**YOUR GOAL**
Reproduce the records exactly.

• • • • • • •

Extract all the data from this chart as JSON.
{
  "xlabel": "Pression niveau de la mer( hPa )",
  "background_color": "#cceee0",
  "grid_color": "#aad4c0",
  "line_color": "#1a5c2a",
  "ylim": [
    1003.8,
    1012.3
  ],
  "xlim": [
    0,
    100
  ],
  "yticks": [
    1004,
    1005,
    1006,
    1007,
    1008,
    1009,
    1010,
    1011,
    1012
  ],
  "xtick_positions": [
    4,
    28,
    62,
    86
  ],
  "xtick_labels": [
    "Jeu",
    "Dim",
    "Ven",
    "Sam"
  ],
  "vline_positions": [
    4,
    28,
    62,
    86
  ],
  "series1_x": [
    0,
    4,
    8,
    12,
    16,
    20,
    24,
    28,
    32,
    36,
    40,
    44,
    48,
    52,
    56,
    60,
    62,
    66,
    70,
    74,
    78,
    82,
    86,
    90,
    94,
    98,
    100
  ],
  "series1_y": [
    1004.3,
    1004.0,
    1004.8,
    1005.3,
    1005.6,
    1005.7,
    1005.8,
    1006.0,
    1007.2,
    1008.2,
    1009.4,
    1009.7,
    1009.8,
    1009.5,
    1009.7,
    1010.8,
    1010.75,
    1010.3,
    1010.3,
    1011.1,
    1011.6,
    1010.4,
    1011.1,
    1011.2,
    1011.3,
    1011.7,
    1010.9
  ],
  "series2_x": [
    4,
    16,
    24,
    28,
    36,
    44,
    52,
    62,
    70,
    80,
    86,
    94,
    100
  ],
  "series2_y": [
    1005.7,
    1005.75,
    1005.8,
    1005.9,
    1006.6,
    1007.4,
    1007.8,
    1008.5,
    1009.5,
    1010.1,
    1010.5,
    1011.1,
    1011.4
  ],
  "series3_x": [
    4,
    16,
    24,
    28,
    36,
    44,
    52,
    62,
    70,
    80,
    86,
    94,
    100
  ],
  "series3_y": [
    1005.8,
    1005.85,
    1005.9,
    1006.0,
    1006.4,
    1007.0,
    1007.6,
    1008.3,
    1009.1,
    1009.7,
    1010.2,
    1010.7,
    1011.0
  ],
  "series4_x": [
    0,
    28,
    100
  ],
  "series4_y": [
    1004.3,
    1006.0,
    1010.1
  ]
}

• • • • • • •

**TASK SOLUTION**
Extract all the data from this chart as JSON.
{
  "xlabel": "Pression niveau de la mer( hPa )",
  "background_color": "#cceee0",
  "grid_color": "#aad4c0",
  "line_color": "#1a5c2a",
  "ylim": [
    1003.8,
    1012.3
  ],
  "xlim": [
    0,
    100
  ],
  "yticks": [
    1004,
    1005,
    1006,
    1007,
    1008,
    1009,
    1010,
    1011,
    1012
  ],
  "xtick_positions": [
    4,
    28,
    62,
    86
  ],
  "xtick_labels": [
    "Jeu",
    "Dim",
    "Ven",
    "Sam"
  ],
  "vline_positions": [
    4,
    28,
    62,
    86
  ],
  "series1_x": [
    0,
    4,
    8,
    12,
    16,
    20,
    24,
    28,
    32,
    36,
    40,
    44,
    48,
    52,
    56,
    60,
    62,
    66,
    70,
    74,
    78,
    82,
    86,
    90,
    94,
    98,
    100
  ],
  "series1_y": [
    1004.3,
    1004.0,
    1004.8,
    1005.3,
    1005.6,
    1005.7,
    1005.8,
    1006.0,
    1007.2,
    1008.2,
    1009.4,
    1009.7,
    1009.8,
    1009.5,
    1009.7,
    1010.8,
    1010.75,
    1010.3,
    1010.3,
    1011.1,
    1011.6,
    1010.4,
    1011.1,
    1011.2,
    1011.3,
    1011.7,
    1010.9
  ],
  "series2_x": [
    4,
    16,
    24,
    28,
    36,
    44,
    52,
    62,
    70,
    80,
    86,
    94,
    100
  ],
  "series2_y": [
    1005.7,
    1005.75,
    1005.8,
    1005.9,
    1006.6,
    1007.4,
    1007.8,
    1008.5,
    1009.5,
    1010.1,
    1010.5,
    1011.1,
    1011.4
  ],
  "series3_x": [
    4,
    16,
    24,
    28,
    36,
    44,
    52,
    62,
    70,
    80,
    86,
    94,
    100
  ],
  "series3_y": [
    1005.8,
    1005.85,
    1005.9,
    1006.0,
    1006.4,
    1007.0,
    1007.6,
    1008.3,
    1009.1,
    1009.7,
    1010.2,
    1010.7,
    1011.0
  ],
  "series4_x": [
    0,
    28,
    100
  ],
  "series4_y": [
    1004.3,
    1006.0,
    1010.1
  ]
}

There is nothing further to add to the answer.